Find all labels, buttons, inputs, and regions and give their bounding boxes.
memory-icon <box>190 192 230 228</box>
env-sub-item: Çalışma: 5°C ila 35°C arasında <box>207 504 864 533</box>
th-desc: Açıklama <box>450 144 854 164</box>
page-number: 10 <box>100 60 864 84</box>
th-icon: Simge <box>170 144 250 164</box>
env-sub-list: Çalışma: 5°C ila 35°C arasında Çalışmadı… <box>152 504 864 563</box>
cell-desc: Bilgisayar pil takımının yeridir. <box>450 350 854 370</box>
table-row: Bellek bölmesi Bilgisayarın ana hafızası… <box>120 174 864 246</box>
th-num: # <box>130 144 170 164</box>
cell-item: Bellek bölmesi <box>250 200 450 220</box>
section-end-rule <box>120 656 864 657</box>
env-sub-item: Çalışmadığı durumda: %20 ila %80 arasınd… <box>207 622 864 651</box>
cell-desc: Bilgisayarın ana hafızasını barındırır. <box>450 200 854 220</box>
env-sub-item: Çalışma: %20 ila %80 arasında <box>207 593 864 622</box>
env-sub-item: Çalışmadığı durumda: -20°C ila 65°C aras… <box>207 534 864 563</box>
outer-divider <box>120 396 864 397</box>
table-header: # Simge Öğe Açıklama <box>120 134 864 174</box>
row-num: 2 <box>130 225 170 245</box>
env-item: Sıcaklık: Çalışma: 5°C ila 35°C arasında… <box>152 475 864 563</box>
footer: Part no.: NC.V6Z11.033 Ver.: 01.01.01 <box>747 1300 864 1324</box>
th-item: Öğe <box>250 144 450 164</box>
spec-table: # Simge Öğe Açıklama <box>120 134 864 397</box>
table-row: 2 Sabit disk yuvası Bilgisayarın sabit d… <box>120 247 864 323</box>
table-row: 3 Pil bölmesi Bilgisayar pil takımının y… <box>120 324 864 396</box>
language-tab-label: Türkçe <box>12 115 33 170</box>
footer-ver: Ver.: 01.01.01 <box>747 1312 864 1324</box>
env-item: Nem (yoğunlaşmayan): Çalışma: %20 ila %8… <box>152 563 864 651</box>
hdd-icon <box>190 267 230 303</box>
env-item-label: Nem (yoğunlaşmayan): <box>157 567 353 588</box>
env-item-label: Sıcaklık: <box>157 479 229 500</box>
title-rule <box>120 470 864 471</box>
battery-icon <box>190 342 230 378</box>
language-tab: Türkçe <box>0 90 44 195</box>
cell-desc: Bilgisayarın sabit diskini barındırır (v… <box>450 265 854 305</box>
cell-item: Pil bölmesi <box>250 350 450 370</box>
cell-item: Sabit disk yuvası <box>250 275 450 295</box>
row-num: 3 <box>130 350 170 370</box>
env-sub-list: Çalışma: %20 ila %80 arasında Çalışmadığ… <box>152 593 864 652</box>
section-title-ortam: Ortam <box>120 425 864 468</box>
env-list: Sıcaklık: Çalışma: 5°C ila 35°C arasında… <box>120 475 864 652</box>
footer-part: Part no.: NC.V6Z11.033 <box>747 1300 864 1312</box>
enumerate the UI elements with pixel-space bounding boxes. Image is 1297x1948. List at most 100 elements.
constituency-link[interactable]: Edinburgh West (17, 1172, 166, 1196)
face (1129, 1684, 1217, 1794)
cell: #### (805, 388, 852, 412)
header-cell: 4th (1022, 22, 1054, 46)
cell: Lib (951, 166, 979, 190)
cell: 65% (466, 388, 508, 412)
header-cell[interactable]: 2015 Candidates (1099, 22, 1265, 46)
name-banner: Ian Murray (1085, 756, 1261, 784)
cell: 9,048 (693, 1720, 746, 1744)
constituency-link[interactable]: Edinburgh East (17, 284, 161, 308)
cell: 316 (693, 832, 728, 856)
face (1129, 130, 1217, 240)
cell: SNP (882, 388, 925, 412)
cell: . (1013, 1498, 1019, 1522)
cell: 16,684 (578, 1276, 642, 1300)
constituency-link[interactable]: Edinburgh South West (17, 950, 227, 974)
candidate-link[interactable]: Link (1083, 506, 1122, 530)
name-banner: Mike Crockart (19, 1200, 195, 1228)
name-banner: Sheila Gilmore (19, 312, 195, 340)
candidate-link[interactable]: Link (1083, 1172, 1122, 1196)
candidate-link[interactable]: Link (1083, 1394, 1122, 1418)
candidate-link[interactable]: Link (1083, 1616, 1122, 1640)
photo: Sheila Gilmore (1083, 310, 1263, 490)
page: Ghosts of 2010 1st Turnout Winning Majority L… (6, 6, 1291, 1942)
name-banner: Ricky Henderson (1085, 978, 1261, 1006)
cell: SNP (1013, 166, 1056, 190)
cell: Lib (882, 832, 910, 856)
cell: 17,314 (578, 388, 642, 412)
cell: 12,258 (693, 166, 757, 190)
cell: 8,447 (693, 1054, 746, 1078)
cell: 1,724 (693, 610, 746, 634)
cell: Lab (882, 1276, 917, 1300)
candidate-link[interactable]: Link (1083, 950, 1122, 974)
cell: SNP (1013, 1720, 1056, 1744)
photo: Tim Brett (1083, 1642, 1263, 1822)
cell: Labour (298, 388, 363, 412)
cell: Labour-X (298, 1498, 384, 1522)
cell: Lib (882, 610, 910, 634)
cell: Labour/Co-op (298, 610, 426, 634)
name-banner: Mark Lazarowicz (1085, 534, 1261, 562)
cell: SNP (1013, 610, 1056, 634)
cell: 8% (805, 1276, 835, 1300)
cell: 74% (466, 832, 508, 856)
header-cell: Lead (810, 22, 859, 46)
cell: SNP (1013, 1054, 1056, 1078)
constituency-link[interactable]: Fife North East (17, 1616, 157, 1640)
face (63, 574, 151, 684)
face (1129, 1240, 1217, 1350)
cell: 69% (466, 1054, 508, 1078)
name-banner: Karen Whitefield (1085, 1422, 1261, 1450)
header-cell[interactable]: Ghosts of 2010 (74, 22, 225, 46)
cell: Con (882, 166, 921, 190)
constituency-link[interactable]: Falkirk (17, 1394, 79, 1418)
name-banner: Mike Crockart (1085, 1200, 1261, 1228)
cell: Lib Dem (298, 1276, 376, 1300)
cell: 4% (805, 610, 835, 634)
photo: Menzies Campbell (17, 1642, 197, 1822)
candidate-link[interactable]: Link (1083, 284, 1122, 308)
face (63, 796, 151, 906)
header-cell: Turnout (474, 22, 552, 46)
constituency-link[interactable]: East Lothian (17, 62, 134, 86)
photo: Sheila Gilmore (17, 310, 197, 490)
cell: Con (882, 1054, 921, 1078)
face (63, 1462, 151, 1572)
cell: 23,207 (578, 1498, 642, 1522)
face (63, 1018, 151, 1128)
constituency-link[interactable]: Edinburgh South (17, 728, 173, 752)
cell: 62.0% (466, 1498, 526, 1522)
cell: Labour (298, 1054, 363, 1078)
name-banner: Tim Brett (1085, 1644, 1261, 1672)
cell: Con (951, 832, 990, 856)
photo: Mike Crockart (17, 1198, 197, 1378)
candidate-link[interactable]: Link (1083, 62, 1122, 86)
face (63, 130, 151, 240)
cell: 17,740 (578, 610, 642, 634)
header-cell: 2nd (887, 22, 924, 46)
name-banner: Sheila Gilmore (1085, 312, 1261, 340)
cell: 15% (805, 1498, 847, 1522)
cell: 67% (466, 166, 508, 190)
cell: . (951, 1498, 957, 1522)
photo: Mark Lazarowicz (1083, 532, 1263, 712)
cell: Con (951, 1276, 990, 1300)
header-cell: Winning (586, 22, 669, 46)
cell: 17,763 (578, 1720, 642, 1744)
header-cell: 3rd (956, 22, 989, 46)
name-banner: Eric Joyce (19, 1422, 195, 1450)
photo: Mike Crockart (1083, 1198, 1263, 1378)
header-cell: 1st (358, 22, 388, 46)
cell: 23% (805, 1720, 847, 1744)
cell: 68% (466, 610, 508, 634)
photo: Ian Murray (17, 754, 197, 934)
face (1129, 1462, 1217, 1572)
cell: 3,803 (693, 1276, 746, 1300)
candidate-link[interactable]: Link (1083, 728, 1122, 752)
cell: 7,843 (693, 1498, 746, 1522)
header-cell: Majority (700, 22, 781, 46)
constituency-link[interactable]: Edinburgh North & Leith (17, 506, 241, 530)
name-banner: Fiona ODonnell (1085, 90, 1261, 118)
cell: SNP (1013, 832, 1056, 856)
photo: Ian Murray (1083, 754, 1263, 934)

### [WHAT IS REQUIRED]
Reproduce the entries from the start through the line that contains "th-icon: Simge <box>170 144 250 164</box>", swapping "page-number" for "page-label" and keeping everything else as it is.

### [PROBLEM SOLUTION]
Find all labels, buttons, inputs, and regions and give their bounding boxes.
memory-icon <box>190 192 230 228</box>
env-sub-item: Çalışma: 5°C ila 35°C arasında <box>207 504 864 533</box>
th-desc: Açıklama <box>450 144 854 164</box>
page-label: 10 <box>100 60 864 84</box>
th-icon: Simge <box>170 144 250 164</box>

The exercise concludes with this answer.